Set problem: Show every line in the entries below where the word "title" appears.

━━━ Data in this exercise ━━━

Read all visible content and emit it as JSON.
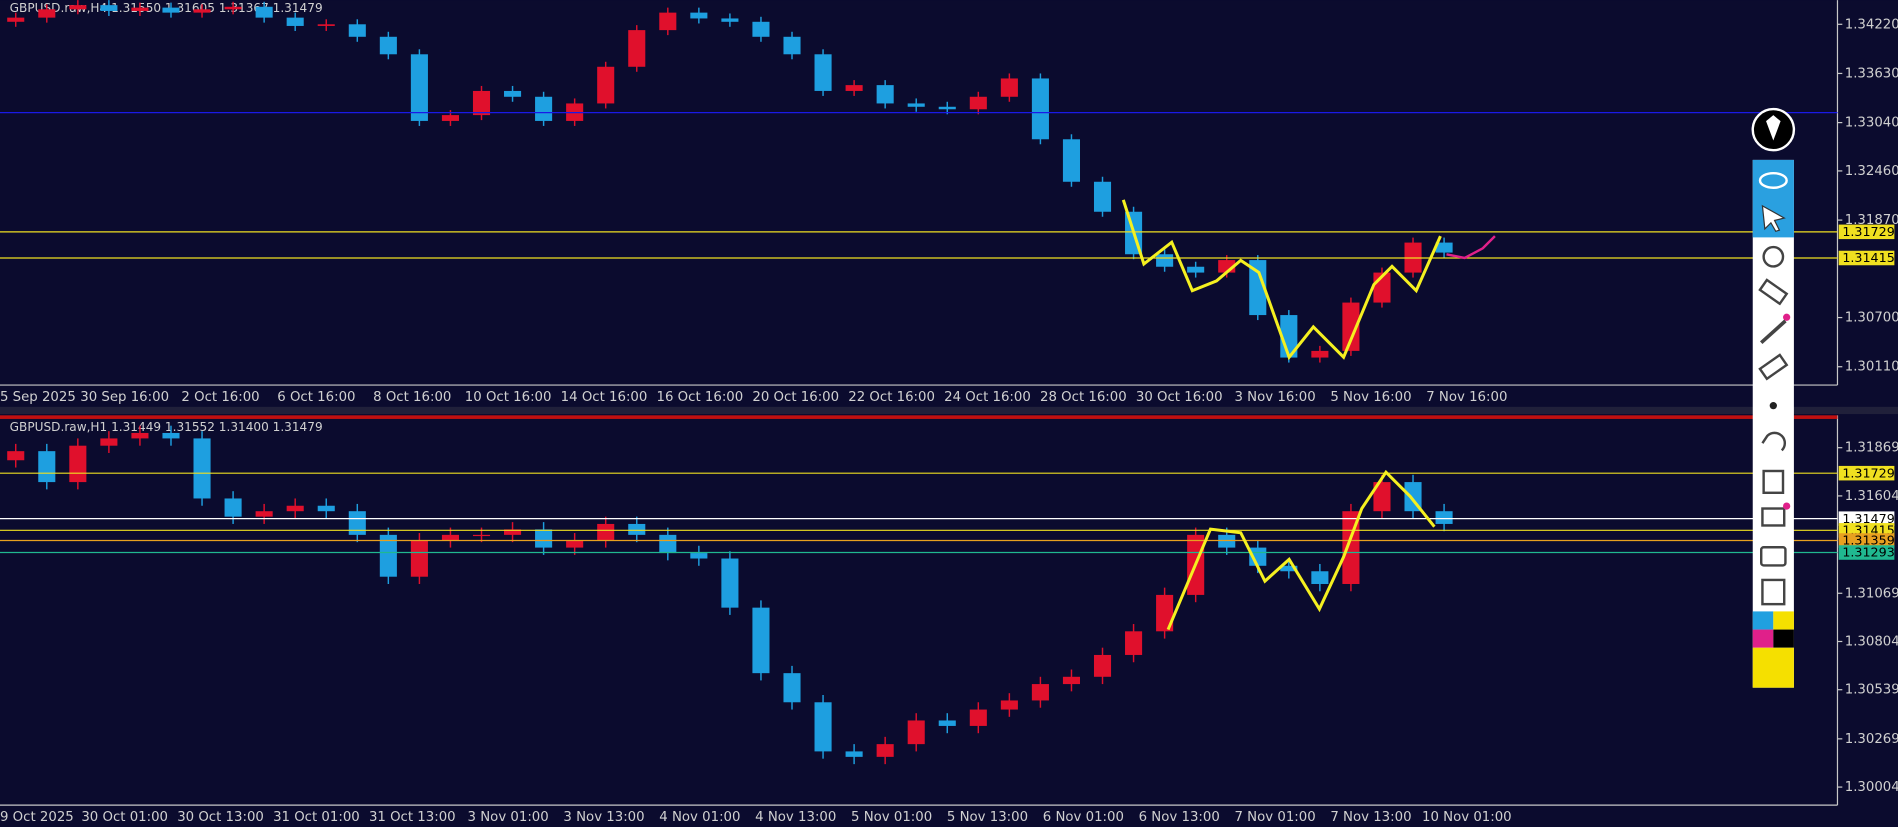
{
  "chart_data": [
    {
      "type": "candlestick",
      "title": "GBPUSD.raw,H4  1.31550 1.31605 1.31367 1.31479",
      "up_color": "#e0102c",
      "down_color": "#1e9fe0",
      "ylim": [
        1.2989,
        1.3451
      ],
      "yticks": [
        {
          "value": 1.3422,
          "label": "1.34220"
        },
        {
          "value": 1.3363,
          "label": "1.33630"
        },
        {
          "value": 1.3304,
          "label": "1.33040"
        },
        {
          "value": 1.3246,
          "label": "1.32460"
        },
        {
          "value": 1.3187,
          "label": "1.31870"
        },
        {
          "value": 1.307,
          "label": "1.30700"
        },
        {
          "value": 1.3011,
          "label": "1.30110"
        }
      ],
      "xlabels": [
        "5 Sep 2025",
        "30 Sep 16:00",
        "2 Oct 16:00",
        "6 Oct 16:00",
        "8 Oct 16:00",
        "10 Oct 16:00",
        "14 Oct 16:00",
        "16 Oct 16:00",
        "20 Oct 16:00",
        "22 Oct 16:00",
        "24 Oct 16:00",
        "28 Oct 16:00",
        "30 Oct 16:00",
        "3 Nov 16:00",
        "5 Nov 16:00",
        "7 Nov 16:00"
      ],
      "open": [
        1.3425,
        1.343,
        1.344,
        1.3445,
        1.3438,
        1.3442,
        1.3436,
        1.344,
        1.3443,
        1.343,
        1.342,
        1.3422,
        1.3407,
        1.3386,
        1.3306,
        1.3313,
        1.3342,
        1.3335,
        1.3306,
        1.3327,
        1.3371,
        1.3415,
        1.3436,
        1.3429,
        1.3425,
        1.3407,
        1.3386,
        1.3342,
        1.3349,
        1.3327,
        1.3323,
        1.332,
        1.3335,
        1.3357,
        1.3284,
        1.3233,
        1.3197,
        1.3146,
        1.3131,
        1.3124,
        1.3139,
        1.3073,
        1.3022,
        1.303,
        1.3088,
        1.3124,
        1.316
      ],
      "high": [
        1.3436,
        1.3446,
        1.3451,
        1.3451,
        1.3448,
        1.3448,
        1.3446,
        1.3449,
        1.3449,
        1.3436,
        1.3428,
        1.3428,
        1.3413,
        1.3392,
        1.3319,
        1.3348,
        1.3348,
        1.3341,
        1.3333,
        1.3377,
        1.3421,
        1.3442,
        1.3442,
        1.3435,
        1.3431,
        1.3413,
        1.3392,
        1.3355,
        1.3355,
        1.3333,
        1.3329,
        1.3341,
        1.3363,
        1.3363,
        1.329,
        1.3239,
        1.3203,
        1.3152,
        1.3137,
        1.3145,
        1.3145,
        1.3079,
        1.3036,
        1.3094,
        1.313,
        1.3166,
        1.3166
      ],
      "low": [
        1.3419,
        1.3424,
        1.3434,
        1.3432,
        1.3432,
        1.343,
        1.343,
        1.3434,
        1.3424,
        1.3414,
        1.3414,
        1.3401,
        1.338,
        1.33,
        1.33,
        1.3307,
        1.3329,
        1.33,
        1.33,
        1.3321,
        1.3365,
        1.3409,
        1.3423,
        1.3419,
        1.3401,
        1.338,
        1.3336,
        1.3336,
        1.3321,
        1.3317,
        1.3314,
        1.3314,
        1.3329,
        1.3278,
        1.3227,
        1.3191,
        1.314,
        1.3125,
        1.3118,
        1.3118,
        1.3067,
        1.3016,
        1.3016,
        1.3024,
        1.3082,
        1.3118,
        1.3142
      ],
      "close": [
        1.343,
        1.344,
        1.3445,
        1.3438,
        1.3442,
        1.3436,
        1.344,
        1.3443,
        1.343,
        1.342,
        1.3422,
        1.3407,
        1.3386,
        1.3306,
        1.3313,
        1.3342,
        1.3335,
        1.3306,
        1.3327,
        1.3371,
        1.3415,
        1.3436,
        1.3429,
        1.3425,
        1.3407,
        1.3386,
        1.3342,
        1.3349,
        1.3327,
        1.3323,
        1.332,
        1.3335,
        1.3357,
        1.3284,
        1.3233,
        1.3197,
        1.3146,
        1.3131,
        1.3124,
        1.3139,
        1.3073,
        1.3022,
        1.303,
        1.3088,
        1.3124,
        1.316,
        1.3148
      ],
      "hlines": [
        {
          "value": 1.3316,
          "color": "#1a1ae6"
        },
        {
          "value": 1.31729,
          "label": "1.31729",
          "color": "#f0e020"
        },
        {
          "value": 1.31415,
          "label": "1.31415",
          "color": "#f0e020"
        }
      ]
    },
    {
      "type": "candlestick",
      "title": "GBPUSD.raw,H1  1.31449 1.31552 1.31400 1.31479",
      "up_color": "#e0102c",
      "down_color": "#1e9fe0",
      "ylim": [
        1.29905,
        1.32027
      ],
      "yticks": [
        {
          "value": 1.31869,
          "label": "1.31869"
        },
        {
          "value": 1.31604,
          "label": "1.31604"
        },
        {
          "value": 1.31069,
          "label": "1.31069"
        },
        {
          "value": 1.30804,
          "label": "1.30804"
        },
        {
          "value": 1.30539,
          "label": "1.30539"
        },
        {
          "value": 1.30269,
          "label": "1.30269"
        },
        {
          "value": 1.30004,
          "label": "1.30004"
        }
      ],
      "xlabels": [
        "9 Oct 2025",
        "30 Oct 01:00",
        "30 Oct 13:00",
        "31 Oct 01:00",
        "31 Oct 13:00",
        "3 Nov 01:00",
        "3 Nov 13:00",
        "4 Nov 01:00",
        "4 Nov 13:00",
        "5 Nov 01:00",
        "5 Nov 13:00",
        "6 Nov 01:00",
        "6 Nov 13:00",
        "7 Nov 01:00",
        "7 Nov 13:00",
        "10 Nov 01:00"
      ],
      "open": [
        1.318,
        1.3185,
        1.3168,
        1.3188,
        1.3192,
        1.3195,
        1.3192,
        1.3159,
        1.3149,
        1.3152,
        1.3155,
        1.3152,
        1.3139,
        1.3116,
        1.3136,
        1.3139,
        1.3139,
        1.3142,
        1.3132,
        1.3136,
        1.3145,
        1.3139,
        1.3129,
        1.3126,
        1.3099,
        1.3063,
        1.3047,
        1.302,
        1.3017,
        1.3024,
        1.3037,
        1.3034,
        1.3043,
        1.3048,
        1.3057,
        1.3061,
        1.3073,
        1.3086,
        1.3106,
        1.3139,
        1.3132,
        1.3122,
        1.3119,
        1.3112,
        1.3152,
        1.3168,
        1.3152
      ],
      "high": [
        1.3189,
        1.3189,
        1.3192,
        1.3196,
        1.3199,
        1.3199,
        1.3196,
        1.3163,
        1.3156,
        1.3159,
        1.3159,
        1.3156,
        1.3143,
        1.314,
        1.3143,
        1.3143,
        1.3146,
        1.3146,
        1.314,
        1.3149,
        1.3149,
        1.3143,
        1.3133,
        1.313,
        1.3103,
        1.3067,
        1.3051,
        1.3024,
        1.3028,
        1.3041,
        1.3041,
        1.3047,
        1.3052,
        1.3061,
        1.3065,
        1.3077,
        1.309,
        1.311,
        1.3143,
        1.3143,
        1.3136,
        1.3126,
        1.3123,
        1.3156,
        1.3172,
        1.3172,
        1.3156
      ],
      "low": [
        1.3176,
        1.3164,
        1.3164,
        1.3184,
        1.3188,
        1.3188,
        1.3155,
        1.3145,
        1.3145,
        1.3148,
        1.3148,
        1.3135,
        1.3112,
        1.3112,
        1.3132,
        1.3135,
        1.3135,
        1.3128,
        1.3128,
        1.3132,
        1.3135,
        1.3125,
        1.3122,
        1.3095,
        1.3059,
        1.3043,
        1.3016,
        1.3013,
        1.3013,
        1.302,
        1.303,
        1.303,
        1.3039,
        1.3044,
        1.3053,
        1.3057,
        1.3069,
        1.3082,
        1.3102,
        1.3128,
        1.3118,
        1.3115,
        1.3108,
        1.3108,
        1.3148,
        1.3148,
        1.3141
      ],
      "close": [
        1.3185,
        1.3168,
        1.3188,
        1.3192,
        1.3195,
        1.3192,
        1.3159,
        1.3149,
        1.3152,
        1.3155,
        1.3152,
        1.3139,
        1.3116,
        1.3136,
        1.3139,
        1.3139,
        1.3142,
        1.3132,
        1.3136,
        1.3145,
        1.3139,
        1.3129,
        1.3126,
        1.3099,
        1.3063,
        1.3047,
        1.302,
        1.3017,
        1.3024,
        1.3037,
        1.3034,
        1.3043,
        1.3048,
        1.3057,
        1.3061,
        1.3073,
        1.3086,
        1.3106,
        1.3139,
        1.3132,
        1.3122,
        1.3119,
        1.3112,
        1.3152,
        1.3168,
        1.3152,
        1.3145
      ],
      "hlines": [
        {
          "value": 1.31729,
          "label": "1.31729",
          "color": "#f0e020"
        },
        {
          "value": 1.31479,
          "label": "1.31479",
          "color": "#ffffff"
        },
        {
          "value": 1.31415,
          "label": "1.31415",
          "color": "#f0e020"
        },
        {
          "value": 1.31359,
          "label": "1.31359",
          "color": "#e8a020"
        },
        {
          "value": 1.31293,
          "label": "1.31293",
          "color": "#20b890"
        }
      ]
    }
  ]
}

━━━

Answer to this task:
      "title": "GBPUSD.raw,H4  1.31550 1.31605 1.31367 1.31479",
      "title": "GBPUSD.raw,H1  1.31449 1.31552 1.31400 1.31479",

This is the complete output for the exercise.